__Goal__. Copy out the records precisely, omitting pictures.

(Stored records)
══════════════════════════════

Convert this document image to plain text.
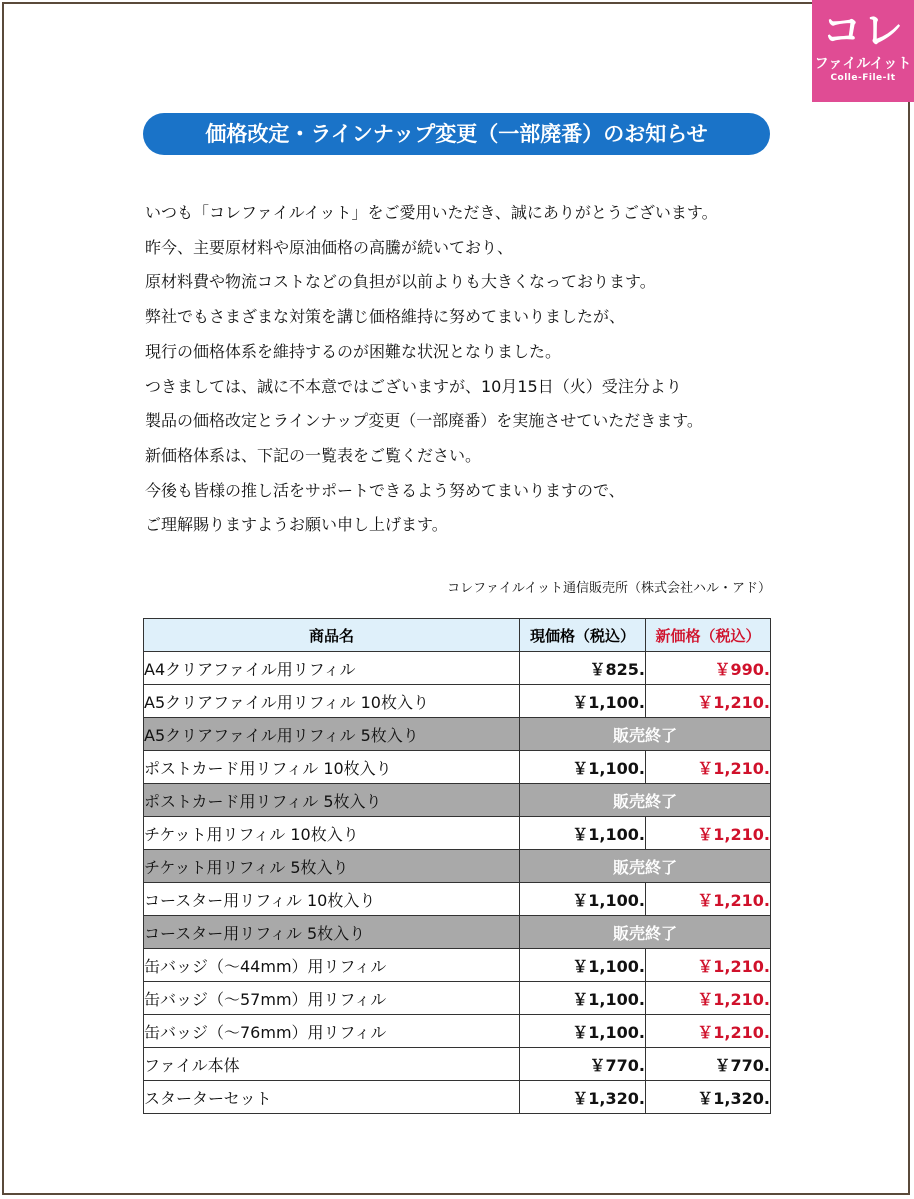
コレ
ファイルイット
Colle-File-It
価格改定・ラインナップ変更（一部廃番）のお知らせ
いつも「コレファイルイット」をご愛用いただき、誠にありがとうございます。
昨今、主要原材料や原油価格の高騰が続いており、
原材料費や物流コストなどの負担が以前よりも大きくなっております。
弊社でもさまざまな対策を講じ価格維持に努めてまいりましたが、
現行の価格体系を維持するのが困難な状況となりました。
つきましては、誠に不本意ではございますが、10月15日（火）受注分より
製品の価格改定とラインナップ変更（一部廃番）を実施させていただきます。
新価格体系は、下記の一覧表をご覧ください。
今後も皆様の推し活をサポートできるよう努めてまいりますので、
ご理解賜りますようお願い申し上げます。
コレファイルイット通信販売所（株式会社ハル・アド）
商品名	現価格（税込）	新価格（税込）
A4クリアファイル用リフィル	￥825.	￥990.
A5クリアファイル用リフィル 10枚入り	￥1,100.	￥1,210.
A5クリアファイル用リフィル 5枚入り	販売終了	
ポストカード用リフィル 10枚入り	￥1,100.	￥1,210.
ポストカード用リフィル 5枚入り	販売終了	
チケット用リフィル 10枚入り	￥1,100.	￥1,210.
チケット用リフィル 5枚入り	販売終了	
コースター用リフィル 10枚入り	￥1,100.	￥1,210.
コースター用リフィル 5枚入り	販売終了	
缶バッジ（〜44mm）用リフィル	￥1,100.	￥1,210.
缶バッジ（〜57mm）用リフィル	￥1,100.	￥1,210.
缶バッジ（〜76mm）用リフィル	￥1,100.	￥1,210.
ファイル本体	￥770.	￥770.
スターターセット	￥1,320.	￥1,320.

══════════════════════════════

__Task output__.
Convert this document image to plain text.
コレ
ファイルイット
Colle-File-It
価格改定・ラインナップ変更（一部廃番）のお知らせ
いつも「コレファイルイット」をご愛用いただき、誠にありがとうございます。
昨今、主要原材料や原油価格の高騰が続いており、
原材料費や物流コストなどの負担が以前よりも大きくなっております。
弊社でもさまざまな対策を講じ価格維持に努めてまいりましたが、
現行の価格体系を維持するのが困難な状況となりました。
つきましては、誠に不本意ではございますが、10月15日（火）受注分より
製品の価格改定とラインナップ変更（一部廃番）を実施させていただきます。
新価格体系は、下記の一覧表をご覧ください。
今後も皆様の推し活をサポートできるよう努めてまいりますので、
ご理解賜りますようお願い申し上げます。
コレファイルイット通信販売所（株式会社ハル・アド）
商品名	現価格（税込）	新価格（税込）
A4クリアファイル用リフィル	￥825.	￥990.
A5クリアファイル用リフィル 10枚入り	￥1,100.	￥1,210.
A5クリアファイル用リフィル 5枚入り	販売終了	
ポストカード用リフィル 10枚入り	￥1,100.	￥1,210.
ポストカード用リフィル 5枚入り	販売終了	
チケット用リフィル 10枚入り	￥1,100.	￥1,210.
チケット用リフィル 5枚入り	販売終了	
コースター用リフィル 10枚入り	￥1,100.	￥1,210.
コースター用リフィル 5枚入り	販売終了	
缶バッジ（〜44mm）用リフィル	￥1,100.	￥1,210.
缶バッジ（〜57mm）用リフィル	￥1,100.	￥1,210.
缶バッジ（〜76mm）用リフィル	￥1,100.	￥1,210.
ファイル本体	￥770.	￥770.
スターターセット	￥1,320.	￥1,320.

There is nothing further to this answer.